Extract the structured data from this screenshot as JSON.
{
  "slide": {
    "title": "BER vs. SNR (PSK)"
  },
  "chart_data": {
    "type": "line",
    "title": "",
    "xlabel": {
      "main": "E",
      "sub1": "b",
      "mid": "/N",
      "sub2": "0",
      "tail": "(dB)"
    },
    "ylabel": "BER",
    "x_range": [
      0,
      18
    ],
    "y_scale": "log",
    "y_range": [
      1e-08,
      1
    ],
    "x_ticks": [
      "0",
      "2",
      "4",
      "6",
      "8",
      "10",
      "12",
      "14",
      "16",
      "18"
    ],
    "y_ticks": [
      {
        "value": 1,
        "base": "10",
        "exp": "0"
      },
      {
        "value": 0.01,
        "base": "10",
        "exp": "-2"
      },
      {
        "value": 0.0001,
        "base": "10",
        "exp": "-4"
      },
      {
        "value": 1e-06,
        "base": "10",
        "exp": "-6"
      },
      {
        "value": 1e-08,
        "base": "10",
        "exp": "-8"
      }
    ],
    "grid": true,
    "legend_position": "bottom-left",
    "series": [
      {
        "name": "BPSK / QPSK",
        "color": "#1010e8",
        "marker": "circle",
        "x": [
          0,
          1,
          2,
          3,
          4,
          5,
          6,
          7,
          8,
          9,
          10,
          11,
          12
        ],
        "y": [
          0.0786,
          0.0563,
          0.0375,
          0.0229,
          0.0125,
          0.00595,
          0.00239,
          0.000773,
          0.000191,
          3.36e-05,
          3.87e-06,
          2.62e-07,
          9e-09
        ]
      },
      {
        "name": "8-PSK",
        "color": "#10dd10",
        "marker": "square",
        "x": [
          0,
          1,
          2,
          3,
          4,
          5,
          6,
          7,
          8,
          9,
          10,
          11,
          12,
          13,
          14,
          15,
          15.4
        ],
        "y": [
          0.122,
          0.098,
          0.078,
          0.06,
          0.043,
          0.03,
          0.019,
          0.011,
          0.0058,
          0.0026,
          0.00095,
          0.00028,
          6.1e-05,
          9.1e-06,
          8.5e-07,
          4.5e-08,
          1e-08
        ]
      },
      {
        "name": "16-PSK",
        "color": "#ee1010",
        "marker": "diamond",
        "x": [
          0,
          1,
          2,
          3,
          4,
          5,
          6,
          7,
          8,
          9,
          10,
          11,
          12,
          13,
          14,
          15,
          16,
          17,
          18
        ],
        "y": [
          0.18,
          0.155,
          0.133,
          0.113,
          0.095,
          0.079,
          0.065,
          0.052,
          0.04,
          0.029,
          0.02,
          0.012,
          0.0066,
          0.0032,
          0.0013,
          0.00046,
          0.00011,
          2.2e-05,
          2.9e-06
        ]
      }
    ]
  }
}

##########

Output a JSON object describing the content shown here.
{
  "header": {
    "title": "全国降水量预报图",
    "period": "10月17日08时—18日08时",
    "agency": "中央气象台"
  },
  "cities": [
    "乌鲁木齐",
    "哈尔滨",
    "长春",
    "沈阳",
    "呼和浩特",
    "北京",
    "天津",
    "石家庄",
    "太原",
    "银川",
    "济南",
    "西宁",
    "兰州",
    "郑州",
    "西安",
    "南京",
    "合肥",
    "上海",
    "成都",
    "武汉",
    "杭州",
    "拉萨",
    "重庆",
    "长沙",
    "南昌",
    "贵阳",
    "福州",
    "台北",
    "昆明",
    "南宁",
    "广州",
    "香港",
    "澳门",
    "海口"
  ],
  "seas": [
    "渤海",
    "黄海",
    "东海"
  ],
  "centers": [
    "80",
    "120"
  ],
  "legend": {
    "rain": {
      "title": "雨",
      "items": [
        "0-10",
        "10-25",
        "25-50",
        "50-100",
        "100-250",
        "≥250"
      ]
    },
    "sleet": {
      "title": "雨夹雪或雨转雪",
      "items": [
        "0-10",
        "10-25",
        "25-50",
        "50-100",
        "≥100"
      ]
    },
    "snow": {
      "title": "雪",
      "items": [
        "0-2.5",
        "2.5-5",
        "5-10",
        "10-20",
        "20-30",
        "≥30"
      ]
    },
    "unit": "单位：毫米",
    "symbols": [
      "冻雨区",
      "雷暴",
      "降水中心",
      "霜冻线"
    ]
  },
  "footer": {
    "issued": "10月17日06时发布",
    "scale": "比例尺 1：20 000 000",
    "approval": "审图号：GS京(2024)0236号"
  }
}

##########

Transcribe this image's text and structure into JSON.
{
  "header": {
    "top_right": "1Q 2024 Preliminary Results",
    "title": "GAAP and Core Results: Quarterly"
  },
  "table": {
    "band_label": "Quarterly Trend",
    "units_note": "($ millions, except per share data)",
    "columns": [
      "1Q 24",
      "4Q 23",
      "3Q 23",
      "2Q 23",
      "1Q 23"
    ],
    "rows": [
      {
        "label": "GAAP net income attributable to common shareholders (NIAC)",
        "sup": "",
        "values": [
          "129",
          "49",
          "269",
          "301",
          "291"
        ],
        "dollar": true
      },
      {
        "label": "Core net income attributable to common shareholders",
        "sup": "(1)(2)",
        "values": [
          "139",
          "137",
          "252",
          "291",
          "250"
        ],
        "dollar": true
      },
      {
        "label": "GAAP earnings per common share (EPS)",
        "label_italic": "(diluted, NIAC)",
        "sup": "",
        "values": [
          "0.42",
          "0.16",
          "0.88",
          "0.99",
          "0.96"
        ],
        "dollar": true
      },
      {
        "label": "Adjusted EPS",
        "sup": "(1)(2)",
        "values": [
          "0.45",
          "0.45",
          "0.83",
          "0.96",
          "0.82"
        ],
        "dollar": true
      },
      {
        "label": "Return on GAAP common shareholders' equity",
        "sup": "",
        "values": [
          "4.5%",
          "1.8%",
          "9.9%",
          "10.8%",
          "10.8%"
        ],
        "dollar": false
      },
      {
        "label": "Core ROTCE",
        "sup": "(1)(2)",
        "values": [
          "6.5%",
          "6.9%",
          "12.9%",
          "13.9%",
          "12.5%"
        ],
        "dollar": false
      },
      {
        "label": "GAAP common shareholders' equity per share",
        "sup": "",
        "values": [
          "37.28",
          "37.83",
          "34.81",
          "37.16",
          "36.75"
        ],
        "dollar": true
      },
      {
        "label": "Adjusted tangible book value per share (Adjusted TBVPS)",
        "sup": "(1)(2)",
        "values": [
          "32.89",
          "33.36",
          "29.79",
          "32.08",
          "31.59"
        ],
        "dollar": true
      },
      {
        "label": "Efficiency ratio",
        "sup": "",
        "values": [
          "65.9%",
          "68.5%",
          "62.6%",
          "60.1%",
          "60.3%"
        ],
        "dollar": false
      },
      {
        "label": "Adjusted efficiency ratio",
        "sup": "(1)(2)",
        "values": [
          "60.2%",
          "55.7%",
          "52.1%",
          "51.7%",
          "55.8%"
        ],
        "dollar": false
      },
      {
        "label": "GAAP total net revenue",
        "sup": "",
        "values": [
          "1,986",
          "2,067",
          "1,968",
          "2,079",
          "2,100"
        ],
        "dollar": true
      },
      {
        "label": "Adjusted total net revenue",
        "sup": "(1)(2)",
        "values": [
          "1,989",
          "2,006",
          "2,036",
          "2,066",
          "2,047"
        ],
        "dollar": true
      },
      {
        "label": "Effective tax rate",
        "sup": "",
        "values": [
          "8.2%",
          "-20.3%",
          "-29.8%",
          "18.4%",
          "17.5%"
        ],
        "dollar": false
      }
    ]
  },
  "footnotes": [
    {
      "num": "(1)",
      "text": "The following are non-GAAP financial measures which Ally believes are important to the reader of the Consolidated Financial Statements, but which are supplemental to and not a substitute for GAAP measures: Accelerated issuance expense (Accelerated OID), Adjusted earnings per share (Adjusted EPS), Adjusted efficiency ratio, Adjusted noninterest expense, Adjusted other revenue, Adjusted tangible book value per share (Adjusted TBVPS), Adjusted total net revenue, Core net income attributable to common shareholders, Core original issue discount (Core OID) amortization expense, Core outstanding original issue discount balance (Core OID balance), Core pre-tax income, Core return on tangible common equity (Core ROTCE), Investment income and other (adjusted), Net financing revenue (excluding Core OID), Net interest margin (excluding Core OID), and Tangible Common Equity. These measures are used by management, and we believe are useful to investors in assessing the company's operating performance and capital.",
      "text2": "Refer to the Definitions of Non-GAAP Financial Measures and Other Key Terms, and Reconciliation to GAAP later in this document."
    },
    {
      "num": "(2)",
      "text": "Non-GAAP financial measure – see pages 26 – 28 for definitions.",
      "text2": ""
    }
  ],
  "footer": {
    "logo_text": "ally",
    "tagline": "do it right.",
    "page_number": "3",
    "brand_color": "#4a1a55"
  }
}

##########

=== Short problem ===
From the listing above, copy every line that holds the string "marker".

=== Solution for this task ===
        "marker": "circle",
        "marker": "square",
        "marker": "diamond",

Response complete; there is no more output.